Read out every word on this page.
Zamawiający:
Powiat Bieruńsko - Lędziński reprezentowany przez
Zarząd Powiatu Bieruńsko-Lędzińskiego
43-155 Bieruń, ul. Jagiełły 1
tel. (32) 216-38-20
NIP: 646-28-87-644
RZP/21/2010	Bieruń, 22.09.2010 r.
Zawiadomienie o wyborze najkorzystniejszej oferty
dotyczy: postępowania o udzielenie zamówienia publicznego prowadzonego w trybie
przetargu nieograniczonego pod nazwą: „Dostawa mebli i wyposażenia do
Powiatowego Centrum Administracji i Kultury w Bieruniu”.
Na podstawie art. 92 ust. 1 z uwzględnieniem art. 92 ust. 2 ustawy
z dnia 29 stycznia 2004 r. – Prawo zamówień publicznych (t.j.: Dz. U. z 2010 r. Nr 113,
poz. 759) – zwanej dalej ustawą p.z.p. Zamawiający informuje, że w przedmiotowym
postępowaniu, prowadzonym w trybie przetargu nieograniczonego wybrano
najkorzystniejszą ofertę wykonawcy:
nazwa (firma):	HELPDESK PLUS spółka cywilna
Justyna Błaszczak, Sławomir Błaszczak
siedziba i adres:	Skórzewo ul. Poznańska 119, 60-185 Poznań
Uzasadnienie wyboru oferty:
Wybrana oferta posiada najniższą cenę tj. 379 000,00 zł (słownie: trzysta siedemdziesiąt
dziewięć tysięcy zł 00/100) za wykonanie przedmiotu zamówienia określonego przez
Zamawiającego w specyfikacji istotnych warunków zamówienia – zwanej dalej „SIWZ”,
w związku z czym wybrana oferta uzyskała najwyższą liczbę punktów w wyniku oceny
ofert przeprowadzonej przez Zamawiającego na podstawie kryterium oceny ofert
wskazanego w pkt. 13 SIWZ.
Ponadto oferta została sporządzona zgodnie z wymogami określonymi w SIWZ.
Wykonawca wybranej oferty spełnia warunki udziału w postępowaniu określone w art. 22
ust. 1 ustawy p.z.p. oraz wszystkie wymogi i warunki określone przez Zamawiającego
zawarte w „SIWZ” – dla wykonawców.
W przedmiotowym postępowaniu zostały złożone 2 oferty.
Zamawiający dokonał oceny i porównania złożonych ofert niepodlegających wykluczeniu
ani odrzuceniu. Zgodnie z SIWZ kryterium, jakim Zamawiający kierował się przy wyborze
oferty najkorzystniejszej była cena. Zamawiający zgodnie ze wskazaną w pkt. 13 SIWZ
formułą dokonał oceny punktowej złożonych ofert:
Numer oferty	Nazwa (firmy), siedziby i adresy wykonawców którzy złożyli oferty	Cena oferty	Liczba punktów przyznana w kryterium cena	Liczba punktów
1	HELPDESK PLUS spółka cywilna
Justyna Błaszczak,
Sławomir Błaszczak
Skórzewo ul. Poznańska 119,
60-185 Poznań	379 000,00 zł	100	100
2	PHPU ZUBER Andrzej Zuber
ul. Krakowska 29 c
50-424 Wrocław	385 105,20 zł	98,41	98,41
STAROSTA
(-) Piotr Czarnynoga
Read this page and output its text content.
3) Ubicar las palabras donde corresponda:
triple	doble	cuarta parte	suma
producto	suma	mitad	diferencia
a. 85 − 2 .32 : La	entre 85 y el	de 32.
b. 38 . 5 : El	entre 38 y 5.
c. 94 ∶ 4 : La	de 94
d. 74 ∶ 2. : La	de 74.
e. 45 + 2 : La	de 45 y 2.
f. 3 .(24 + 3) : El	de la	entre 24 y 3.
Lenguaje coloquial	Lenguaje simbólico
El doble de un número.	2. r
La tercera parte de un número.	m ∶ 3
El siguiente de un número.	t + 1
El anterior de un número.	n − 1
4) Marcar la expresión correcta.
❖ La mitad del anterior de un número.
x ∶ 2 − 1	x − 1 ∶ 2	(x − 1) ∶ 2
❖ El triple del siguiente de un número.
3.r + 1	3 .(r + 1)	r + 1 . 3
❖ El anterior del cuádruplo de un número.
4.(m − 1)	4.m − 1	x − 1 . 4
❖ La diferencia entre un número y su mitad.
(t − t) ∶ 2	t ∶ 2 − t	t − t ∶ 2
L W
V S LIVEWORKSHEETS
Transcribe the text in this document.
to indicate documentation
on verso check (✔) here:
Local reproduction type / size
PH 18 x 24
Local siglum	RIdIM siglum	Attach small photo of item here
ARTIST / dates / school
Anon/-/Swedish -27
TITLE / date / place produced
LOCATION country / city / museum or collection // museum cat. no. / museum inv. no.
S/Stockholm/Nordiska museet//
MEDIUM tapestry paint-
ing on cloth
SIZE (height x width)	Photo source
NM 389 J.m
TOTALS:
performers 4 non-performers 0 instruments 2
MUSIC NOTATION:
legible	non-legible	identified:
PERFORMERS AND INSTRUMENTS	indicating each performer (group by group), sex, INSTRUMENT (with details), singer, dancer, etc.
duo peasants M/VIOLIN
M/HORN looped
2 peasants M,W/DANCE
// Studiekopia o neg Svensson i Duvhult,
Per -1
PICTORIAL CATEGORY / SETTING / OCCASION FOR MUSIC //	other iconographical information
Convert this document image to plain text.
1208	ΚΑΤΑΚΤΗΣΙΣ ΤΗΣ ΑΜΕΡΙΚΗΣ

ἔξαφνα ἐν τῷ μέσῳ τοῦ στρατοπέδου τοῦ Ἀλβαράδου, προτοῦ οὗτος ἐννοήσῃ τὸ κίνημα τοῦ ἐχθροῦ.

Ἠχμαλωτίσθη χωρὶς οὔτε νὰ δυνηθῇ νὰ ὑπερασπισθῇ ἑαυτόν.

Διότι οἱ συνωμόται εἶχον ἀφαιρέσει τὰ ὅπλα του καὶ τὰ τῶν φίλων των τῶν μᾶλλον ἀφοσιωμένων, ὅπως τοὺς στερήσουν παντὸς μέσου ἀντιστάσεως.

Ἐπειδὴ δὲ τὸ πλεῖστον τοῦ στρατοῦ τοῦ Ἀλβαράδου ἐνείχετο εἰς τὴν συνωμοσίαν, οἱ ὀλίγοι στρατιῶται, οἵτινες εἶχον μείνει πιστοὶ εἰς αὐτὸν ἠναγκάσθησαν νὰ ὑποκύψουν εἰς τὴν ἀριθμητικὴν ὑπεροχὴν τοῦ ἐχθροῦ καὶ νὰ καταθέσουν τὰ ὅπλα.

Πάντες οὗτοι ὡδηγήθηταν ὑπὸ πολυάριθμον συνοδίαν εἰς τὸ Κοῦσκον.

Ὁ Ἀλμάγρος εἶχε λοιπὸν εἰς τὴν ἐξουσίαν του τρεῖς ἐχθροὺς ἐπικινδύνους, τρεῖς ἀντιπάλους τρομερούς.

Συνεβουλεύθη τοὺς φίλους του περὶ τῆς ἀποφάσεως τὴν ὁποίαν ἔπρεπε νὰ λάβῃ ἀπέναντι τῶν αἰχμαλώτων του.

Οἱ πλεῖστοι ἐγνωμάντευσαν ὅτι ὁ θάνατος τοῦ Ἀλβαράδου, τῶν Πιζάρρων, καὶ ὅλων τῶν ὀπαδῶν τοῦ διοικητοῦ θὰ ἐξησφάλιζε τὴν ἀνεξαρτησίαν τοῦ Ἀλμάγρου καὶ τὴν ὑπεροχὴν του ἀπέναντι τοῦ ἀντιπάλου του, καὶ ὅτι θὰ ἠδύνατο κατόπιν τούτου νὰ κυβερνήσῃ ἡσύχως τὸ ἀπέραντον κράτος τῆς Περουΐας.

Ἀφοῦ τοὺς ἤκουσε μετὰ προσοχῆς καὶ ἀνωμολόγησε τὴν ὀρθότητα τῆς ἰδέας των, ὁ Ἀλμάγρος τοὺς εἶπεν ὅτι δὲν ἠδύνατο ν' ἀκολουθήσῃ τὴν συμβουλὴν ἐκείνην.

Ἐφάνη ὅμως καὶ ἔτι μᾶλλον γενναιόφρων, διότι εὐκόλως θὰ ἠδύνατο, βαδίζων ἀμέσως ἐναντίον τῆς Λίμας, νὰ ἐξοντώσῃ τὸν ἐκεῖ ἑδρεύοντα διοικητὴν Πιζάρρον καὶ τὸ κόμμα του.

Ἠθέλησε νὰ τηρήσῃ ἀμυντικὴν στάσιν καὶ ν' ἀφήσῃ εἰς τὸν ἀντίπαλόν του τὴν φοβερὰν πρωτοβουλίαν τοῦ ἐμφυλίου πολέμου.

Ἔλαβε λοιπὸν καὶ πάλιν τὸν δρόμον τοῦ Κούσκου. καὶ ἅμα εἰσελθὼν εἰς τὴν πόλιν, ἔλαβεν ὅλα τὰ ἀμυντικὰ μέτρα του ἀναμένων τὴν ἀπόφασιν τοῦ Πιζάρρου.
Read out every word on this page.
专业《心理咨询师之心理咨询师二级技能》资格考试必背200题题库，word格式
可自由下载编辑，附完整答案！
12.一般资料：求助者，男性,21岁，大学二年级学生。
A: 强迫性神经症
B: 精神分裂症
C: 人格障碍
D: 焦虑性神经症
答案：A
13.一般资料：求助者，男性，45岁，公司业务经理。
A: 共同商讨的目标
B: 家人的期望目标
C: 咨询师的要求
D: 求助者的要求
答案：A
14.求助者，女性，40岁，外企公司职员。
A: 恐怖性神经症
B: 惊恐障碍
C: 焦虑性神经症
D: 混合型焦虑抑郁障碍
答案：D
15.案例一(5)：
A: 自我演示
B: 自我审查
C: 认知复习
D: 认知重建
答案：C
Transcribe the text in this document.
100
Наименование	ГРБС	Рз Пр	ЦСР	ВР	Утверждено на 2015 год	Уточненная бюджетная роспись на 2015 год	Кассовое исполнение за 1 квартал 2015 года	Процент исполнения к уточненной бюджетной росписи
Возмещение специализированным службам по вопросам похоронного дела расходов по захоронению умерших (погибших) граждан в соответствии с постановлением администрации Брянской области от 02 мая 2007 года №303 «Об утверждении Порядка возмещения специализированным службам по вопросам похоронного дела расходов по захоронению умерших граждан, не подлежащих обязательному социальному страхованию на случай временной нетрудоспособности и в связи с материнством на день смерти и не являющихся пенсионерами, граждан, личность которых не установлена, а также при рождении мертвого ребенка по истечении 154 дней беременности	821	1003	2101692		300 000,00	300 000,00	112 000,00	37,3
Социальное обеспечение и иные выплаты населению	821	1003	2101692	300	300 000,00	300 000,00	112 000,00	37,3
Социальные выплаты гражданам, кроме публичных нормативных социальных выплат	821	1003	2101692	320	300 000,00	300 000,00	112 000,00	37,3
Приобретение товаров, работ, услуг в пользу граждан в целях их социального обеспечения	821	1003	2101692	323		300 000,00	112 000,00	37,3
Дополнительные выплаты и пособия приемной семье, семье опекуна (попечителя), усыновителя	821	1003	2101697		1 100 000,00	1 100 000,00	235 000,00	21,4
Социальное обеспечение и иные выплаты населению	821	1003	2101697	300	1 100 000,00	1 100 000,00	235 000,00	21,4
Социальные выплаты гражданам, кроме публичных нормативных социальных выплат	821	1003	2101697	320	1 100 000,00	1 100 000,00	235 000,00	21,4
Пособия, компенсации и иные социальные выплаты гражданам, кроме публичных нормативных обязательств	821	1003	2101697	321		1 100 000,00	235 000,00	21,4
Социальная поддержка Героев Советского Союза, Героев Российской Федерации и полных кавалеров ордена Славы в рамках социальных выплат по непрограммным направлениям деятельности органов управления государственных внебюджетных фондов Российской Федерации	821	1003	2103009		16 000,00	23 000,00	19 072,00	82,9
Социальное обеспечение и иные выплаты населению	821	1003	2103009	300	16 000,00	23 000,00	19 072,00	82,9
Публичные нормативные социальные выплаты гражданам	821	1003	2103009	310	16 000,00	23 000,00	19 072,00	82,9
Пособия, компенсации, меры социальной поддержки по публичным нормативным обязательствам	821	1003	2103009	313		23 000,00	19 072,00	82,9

Work to complete: Which lines hold the string "PLUS"? Copy all of them from the data above.

Full response:
nazwa (firma):	HELPDESK PLUS spółka cywilna
1	HELPDESK PLUS spółka cywilna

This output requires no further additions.